--- START Material for this exercise ---

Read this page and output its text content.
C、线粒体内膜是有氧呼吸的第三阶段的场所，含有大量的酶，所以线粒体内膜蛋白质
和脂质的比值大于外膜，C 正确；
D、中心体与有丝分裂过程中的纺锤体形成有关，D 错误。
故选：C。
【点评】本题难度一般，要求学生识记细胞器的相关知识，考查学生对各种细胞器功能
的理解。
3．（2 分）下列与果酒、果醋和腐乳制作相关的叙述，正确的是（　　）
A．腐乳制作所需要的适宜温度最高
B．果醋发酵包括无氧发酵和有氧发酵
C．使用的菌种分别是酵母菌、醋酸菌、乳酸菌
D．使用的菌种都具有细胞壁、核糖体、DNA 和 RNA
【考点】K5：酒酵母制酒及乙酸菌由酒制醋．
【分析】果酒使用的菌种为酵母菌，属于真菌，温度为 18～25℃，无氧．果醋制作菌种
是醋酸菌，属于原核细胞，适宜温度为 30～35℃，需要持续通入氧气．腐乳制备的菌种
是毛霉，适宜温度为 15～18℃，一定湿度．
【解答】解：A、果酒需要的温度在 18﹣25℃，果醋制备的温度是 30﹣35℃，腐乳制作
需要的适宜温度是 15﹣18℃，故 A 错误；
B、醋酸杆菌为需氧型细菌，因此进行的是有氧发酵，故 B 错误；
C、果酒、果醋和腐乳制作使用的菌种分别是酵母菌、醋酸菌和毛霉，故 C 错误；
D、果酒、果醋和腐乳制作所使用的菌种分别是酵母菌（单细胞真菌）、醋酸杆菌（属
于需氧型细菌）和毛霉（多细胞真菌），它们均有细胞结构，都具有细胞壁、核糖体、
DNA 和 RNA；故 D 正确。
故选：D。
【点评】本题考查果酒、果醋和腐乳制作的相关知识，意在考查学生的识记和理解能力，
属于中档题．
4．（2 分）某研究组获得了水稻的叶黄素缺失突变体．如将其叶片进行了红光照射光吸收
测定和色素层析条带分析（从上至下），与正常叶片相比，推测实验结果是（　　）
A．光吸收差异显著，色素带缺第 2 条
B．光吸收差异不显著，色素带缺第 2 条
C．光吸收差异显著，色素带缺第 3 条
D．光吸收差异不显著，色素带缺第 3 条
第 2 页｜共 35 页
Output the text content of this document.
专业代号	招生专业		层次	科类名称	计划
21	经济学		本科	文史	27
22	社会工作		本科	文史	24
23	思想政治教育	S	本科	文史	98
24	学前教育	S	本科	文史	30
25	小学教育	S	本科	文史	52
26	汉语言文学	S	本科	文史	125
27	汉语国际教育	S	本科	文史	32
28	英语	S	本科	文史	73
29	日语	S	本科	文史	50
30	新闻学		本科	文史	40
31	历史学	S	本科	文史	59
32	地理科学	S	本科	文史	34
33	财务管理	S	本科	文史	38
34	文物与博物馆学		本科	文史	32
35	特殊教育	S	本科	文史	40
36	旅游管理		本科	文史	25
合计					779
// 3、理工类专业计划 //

--- END Material for this exercise ---

Task objective: The lines to reproduce run from the line containing "Output the text content of this document." to the end of the listing; write them out exactly and add nothing.

Exercise answer:
Output the text content of this document.
专业代号	招生专业		层次	科类名称	计划
21	经济学		本科	文史	27
22	社会工作		本科	文史	24
23	思想政治教育	S	本科	文史	98
24	学前教育	S	本科	文史	30
25	小学教育	S	本科	文史	52
26	汉语言文学	S	本科	文史	125
27	汉语国际教育	S	本科	文史	32
28	英语	S	本科	文史	73
29	日语	S	本科	文史	50
30	新闻学		本科	文史	40
31	历史学	S	本科	文史	59
32	地理科学	S	本科	文史	34
33	财务管理	S	本科	文史	38
34	文物与博物馆学		本科	文史	32
35	特殊教育	S	本科	文史	40
36	旅游管理		本科	文史	25
合计					779
// 3、理工类专业计划 //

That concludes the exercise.